▶ [Supplied text]

Re: [CAMEL-3.0] Start moving forward

Posted by Hadrian Zbarcea <hz...@gmail.com>.
Looks like we're starting to get more feedback. Awesome. More inline...
Also moved back from users@ to dev@. I really don't think this should be 
on dev. If we want to make users aware of this discussions, I'd do that 
via announcements on the site and maybe occasional posts to users@, but 
I think now it's premature.

Hadrian


On 01/21/2013 04:34 PM, Christian Müller wrote:
> Hi Hadrian!
>
> Please find my comments inline.
>
> Best,
> Christian
>
> On Thu, Jan 17, 2013 at 2:47 PM, Hadrian Zbarcea <hz...@gmail.com> wrote:
>
>> Christian,
>>
>> Thanks for taking the initiative and restarting the process for Camel 3.0.
>> The good news imho is that we're under no pressure and we can take the time
>> to get it right.

Listings of boxed layout items

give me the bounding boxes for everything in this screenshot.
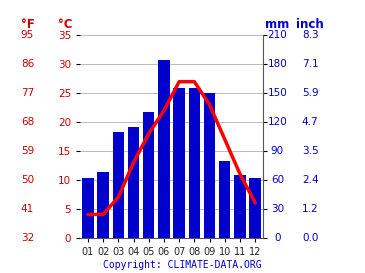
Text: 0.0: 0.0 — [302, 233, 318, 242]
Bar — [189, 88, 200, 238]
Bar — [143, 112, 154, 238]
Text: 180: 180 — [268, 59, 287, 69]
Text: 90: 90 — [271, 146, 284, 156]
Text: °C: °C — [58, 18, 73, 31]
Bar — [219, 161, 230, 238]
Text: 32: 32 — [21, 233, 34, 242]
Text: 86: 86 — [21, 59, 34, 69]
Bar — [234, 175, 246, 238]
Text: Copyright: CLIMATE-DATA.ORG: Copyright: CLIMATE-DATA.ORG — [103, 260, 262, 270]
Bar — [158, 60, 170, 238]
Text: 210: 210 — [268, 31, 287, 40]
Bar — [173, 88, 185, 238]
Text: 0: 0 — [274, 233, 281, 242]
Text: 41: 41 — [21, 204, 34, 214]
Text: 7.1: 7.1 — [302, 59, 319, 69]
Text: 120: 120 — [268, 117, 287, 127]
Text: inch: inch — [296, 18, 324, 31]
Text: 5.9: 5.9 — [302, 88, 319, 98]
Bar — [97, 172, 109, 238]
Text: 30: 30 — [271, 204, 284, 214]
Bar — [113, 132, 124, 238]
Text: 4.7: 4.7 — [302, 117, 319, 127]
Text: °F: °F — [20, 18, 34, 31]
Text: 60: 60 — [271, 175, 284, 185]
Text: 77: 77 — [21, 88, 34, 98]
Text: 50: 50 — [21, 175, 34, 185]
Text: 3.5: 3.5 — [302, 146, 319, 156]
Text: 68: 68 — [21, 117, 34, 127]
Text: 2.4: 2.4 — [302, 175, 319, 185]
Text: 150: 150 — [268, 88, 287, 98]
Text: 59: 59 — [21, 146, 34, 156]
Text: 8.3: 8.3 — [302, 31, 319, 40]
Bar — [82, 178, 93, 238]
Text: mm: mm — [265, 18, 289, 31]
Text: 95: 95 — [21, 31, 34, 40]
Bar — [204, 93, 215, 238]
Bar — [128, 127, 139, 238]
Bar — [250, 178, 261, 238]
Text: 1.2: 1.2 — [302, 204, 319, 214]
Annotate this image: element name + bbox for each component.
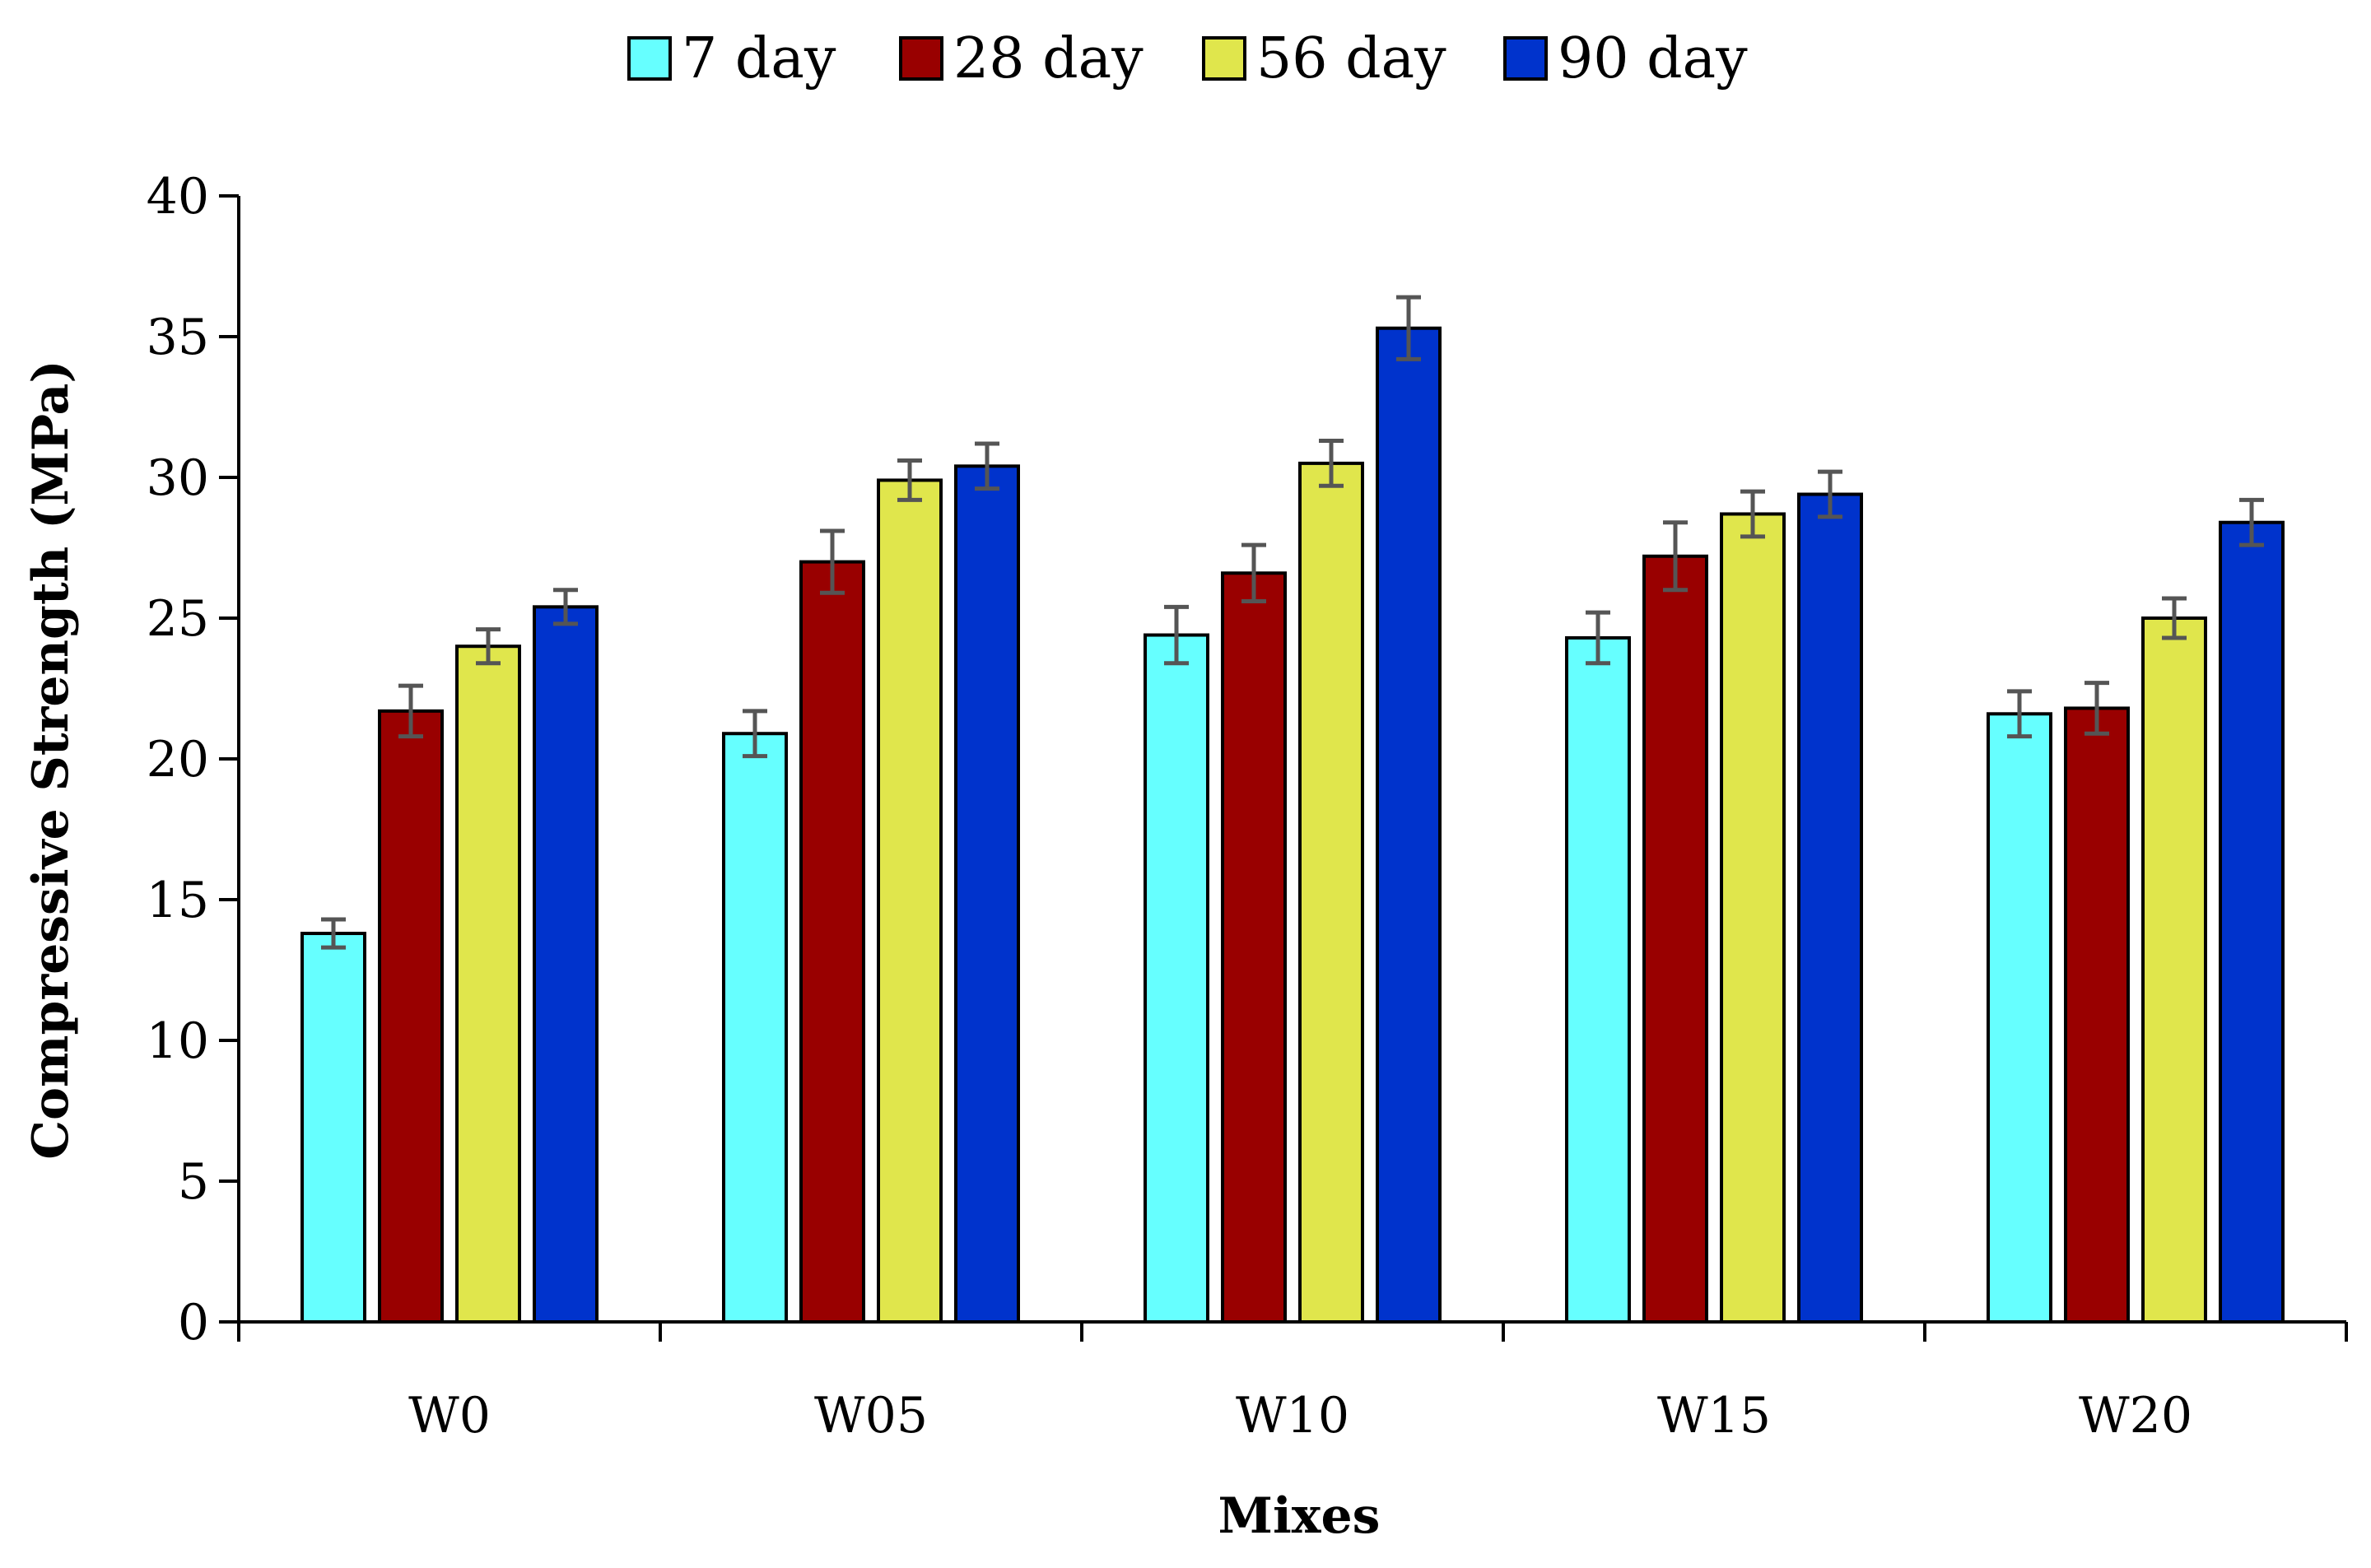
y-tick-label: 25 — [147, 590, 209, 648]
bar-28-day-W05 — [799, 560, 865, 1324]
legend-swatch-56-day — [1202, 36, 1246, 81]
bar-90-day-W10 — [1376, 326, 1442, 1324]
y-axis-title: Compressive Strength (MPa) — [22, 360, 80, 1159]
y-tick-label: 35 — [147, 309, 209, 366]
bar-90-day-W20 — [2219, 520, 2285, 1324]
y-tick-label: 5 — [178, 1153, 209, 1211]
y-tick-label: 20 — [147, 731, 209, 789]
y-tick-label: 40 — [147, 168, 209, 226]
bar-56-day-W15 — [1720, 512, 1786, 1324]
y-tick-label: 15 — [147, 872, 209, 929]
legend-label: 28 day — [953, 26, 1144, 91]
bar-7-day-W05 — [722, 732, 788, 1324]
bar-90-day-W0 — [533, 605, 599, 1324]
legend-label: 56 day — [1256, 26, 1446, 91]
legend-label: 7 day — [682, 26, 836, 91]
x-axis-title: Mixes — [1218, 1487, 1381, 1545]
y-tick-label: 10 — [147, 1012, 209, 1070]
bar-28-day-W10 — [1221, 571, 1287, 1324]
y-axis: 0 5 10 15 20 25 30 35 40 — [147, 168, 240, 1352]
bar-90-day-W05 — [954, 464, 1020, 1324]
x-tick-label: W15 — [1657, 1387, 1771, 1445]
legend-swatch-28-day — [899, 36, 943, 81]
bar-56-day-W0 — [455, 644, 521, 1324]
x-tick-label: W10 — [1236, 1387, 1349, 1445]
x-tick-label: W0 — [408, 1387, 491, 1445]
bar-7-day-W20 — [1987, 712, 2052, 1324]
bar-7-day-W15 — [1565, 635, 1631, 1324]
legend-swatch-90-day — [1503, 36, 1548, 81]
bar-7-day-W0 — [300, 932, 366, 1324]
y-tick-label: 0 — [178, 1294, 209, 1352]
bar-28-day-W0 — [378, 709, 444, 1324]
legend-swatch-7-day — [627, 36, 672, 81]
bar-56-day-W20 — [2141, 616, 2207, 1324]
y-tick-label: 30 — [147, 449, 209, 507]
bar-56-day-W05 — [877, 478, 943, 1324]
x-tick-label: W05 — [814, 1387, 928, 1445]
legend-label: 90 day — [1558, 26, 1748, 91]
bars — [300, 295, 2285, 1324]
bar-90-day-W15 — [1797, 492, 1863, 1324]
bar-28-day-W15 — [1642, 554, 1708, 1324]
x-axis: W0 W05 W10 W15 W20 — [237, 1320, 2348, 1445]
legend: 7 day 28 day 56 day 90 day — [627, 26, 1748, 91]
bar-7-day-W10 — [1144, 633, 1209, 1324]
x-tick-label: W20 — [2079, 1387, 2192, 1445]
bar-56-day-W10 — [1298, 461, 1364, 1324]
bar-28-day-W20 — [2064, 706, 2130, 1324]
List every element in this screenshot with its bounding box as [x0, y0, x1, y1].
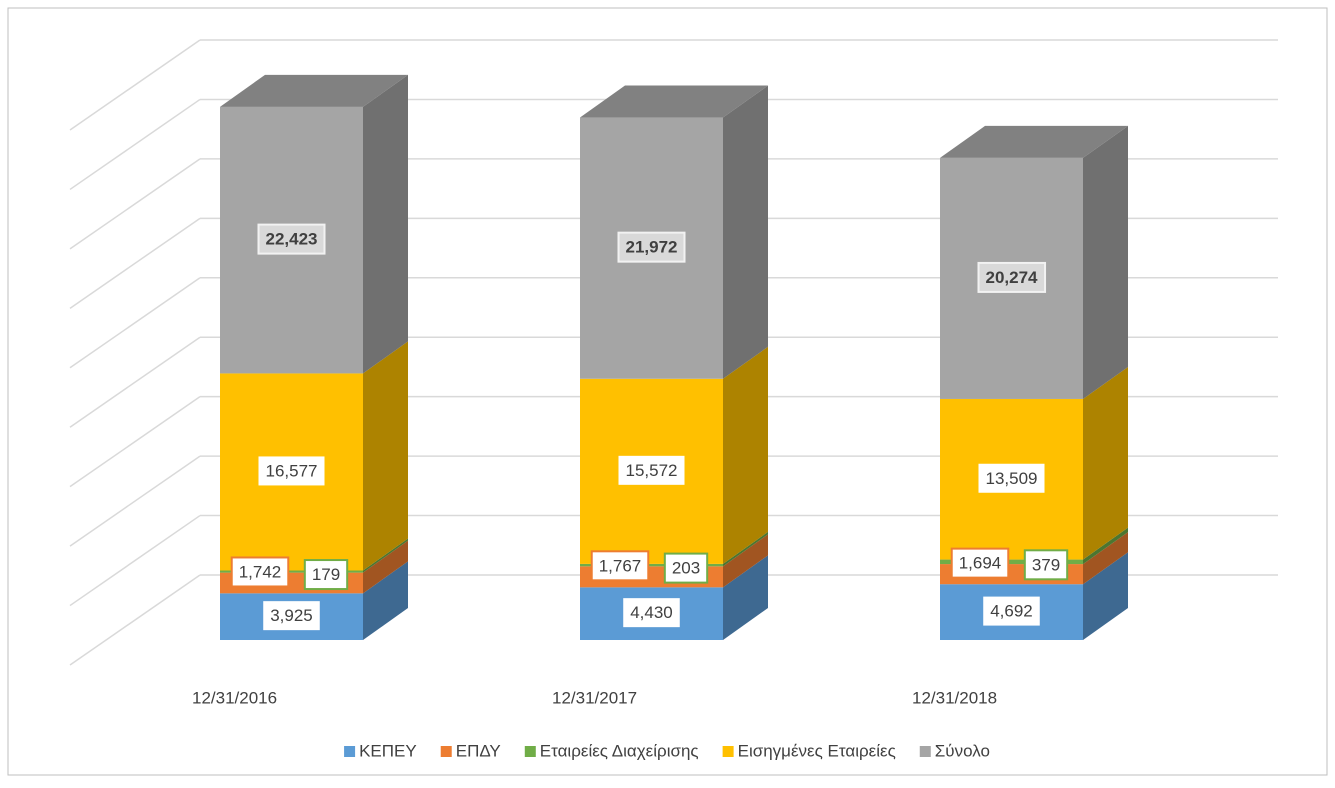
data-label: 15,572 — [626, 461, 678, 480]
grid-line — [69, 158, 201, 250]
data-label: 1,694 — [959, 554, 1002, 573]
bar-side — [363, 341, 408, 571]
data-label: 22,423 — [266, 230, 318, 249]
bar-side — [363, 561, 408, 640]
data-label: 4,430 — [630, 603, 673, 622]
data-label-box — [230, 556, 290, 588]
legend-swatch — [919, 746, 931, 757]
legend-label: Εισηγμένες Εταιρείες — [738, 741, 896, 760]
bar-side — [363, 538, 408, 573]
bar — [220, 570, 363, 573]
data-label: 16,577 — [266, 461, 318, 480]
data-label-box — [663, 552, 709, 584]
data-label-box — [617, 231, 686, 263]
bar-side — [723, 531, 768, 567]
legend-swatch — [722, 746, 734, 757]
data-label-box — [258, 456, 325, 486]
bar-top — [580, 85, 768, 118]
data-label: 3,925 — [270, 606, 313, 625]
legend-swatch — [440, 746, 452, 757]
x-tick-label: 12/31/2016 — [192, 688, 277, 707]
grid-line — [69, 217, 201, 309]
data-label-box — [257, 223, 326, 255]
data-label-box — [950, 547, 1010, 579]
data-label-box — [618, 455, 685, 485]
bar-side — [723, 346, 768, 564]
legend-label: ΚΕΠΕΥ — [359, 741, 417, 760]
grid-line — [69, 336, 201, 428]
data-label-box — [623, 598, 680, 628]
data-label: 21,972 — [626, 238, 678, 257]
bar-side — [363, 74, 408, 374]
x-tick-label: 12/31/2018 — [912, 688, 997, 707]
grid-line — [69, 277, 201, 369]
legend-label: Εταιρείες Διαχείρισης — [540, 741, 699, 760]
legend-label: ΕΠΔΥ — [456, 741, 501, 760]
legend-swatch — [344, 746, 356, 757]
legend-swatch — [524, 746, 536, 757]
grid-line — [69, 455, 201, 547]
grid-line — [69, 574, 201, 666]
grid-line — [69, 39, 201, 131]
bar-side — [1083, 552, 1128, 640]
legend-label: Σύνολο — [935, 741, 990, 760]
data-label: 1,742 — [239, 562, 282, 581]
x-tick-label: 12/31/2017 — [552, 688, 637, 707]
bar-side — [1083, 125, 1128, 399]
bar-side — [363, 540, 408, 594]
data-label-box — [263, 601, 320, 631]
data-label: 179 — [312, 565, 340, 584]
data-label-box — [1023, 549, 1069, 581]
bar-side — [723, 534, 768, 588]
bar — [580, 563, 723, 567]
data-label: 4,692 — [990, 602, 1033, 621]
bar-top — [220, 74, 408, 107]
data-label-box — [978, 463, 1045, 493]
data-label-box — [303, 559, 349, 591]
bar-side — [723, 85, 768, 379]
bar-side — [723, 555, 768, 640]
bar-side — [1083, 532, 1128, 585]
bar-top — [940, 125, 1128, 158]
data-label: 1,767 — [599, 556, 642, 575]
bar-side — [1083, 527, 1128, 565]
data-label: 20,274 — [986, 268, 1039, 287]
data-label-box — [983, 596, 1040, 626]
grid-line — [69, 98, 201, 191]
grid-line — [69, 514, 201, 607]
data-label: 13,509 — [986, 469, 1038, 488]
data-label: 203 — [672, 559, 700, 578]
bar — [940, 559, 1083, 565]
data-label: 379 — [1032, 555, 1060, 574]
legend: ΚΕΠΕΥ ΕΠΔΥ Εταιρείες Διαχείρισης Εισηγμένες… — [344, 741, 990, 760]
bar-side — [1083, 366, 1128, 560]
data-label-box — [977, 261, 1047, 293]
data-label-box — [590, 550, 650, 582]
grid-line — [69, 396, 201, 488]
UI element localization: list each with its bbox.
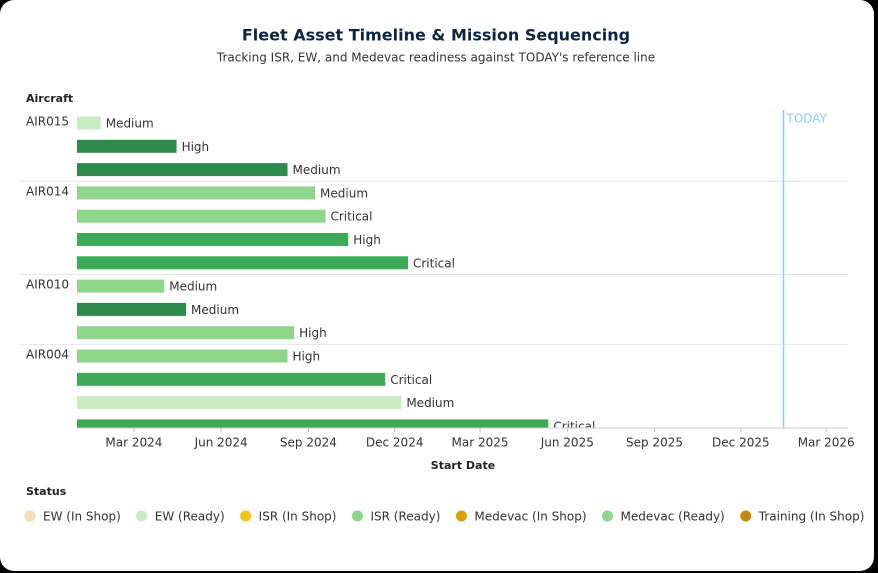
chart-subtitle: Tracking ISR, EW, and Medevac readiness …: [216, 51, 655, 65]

▶ [Problem set]
1 – From the listings, print the lines starting at the one that contains "Text: 0.0: 0.0 — [302, 233, 318, 242]" and ending at the one that contains "Bar — [173, 88, 185, 238]", keeping both of those lines.
2 – Write what follows the last sentence of the mailing-list post about Camel 3.0.
The mailing-list post and the listings have no connection to each other.

▶ [The replies]
1 –
Text: 0.0: 0.0 — [302, 233, 318, 242]
Bar — [189, 88, 200, 238]
Bar — [143, 112, 154, 238]
Text: 180: 180 — [268, 59, 287, 69]
Text: 90: 90 — [271, 146, 284, 156]
Text: °C: °C — [58, 18, 73, 31]
Bar — [219, 161, 230, 238]
Text: 32: 32 — [21, 233, 34, 242]
Text: 86: 86 — [21, 59, 34, 69]
Bar — [234, 175, 246, 238]
Text: Copyright: CLIMATE-DATA.ORG: Copyright: CLIMATE-DATA.ORG — [103, 260, 262, 270]
Bar — [158, 60, 170, 238]
Text: 210: 210 — [268, 31, 287, 40]
Bar — [173, 88, 185, 238]

2 –
>>
> Right.
>
>>
>> I like your proposal of effectively splitting the camel-3.0-roadmap page
>> into multiple pages. If I understand correctly you are suggesting the
>> following:
>> - proposals should go on the [ideas] wiki and the discussions on the
>> mailing lists would refer to the wiki
>> - the [ideas] page should only contain items currently under discussion
>> - accepted ideas should move to one of the [roadmap] pages
>> - keep separate [roadmap] pages for changes to be implemented in
>> [2.x-roadmap], [3.0-roadmap] and [3.x-roadmap]
>>
> Absolute correct.
>
>>
>> The goal is to move faster and to avoid votes except in highly contentious
>> situations which we hope to avoid. I think that would work. I also think
>> that have an open concall on irc (plus maybe other channel) at a scheduled
>> time would be great, although hard to accommodate the time zones.
>>
> Right. I propose every Tuesday 7:00 - 8:00 PM Central European Time, but
> I'm open for others if someone has issues with this (starting tomorrow). I
> propose we use our normal IRC chat room at irc://irc.codehaus.org/camel and
> see how it works. Using IRC has the advantage of easy publishing the chat
> at dev@ after.
That's 1-2pm EST. Works for me.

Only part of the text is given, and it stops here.